■ **Assignment**
Reproduce verbatim the portion of the wrongful death damages text that starts at "Because of wide" and ends at "award punitive damages.".

■ **Document excerpt**
□ □ □ □

Loss of Care, Guidance, Society, Love and Affection
Both the decedent’s spouse and children have a right to recovery for the loss of protection, care and affection, assistance, nurture, companionship, comfort, guidance, counsel, and advice. These damages are awarded to the children or spouse of a decedent for the loss of the decedent’s presence in their lives. Evidence concerning family activities and shared recreation, sports, or travel may be introduced to prove these damages. The guidance provided by the decedent in religious, spiritual or educational matters may also be offered in evidence. Testimony concerning loving or affectionate behavior of the decedent is highly relevant. Where the case involves loss of a spouse, damages for “loss of consortium” are available. This includes the loss of fellowship between a husband and wife, and the loss of enjoyment of the company, society, cooperation and affection of the spouse. Especially when the decedent was a caring spouse or parent, a skillful lawyer can effectively present evidence of these types of damages through the testimony of friends, neighbors and family members. Where available, photographs and videotape are highly useful in proving these damages.
Punitive damages are available in wrongful death cases in twenty seven states to punish defendants who have engaged in malicious, intentional or reckless behavior. In cases where these damages are available, they provide the plaintiff’s attorney with a powerful weapon if the attorney gathers the appropriate evidence. The key factors governing an award of punitive damages are the reprehensibility of the defendant’s conduct, the wealth of the defendant, as well as statutory or constitutional limits on the amount of punitive damages allowable. In response to “tort reform” efforts, many states have established caps on the amount of punitive damages that juries can award.
In building a strong case for punitive damages, the plaintiff’s attorney should thoroughly investigate the extent of the defendant’s wealth. The wealthier the defendant, the more punitive damages are necessary to effectively punish the defendant. It is important to determine the fair market value of the defendant’s assets and the amount of liquid assets that the defendant has on hand, including amounts that they can reasonably borrow. The defendant’s ability to generate income in the future is highly relevant. With corporate defendants, the existence of a parent company that can help to pay any judgment is generally admissible.
Because of wide variations in laws from state to state concerning the award of damages in wrongful death and survival actions, it is imperative that the plaintiff’s lawyer wisely choose the best venue in which to file suit. In many instances, plaintiffs have a choice of more than one state and locality in which to file a wrongful death action. Obviously, where the defendant is accused of malicious, intentional or reckless conduct, it is preferable to file suit in a jurisdiction that will permit the jury to award punitive damages.

□ □ □ □

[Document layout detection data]
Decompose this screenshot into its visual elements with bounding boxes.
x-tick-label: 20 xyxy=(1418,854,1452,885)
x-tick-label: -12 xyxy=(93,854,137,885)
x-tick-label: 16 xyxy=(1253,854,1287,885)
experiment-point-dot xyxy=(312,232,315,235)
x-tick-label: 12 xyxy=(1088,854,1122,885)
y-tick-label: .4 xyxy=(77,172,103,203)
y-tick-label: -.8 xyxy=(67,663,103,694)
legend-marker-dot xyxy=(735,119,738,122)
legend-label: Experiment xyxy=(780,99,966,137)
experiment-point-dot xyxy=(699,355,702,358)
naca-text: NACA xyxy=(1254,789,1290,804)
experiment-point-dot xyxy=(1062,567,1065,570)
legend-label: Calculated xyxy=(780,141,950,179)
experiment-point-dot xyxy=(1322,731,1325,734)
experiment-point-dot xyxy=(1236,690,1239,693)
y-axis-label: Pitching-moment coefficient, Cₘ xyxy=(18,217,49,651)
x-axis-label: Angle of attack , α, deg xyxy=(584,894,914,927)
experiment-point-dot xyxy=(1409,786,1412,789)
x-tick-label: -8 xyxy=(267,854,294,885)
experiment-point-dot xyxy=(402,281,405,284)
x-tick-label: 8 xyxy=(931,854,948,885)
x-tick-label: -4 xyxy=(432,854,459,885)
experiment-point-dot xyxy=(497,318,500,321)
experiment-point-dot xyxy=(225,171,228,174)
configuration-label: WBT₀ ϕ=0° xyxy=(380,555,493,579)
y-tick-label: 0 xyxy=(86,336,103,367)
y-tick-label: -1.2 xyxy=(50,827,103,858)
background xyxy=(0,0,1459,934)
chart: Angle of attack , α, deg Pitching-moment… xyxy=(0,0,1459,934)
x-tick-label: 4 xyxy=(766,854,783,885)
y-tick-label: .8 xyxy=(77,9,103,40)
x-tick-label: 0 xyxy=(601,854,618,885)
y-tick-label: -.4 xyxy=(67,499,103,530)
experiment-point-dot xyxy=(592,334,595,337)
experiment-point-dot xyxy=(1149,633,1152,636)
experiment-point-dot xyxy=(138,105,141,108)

□ □ □ □

■ **Finished task**
Because of wide variations in laws from state to state concerning the award of damages in wrongful death and survival actions, it is imperative that the plaintiff’s lawyer wisely choose the best venue in which to file suit. In many instances, plaintiffs have a choice of more than one state and locality in which to file a wrongful death action. Obviously, where the defendant is accused of malicious, intentional or reckless conduct, it is preferable to file suit in a jurisdiction that will permit the jury to award punitive damages.